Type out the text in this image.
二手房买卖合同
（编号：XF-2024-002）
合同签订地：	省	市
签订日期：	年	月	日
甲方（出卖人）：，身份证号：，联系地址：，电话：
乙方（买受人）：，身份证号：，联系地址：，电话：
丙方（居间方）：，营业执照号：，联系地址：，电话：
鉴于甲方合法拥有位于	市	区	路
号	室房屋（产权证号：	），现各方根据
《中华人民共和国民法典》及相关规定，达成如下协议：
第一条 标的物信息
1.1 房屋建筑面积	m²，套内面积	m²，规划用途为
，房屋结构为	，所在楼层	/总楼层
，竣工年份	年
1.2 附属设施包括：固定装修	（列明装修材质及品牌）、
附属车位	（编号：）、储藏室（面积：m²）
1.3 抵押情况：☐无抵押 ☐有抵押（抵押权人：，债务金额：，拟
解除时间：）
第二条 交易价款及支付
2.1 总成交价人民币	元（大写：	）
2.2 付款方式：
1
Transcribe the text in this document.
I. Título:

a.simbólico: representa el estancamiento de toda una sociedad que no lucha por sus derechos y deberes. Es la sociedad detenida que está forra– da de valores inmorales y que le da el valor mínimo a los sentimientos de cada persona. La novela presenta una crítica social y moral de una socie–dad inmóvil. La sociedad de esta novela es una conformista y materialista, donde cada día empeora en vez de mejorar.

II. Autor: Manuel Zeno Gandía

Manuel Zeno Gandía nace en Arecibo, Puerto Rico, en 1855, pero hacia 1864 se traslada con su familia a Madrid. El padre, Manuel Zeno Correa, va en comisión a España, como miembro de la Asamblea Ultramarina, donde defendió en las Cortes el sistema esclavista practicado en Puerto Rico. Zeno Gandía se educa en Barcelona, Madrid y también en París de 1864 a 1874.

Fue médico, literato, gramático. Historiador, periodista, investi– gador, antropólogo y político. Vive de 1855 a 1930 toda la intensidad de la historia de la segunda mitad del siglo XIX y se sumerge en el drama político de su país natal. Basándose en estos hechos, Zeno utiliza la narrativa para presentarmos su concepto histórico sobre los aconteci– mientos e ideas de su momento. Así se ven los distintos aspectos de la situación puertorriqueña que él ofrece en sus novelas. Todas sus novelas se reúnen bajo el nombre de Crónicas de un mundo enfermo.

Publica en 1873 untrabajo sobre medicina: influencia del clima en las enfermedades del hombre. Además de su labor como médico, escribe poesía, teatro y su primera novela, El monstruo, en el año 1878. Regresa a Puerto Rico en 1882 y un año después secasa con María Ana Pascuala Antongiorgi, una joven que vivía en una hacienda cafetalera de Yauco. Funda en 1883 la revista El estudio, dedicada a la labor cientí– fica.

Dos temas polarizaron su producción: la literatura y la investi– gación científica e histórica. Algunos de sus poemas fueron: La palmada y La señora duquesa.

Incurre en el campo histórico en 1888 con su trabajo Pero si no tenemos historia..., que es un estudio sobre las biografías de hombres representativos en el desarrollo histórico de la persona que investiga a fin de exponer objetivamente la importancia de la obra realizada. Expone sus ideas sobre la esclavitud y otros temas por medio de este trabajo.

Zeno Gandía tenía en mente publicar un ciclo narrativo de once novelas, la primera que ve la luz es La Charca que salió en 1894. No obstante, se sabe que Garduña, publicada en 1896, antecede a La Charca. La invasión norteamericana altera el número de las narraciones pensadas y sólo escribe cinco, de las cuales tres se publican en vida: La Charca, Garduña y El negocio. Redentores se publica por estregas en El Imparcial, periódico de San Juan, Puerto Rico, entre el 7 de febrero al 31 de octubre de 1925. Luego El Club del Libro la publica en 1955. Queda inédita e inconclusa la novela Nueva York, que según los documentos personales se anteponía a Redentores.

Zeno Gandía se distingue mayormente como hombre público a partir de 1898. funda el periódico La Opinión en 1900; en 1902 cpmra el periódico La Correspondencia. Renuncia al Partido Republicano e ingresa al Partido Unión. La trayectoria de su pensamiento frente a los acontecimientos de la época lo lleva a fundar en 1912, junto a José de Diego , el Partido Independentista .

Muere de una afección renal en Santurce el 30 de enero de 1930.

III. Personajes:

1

------------------------------

DESCRIPTION OF THE TASK »
Reply with the number of lines in the preceding entries that contain "身份证号", and no other words.

SOLUTION TO THIS PROBLEM »
2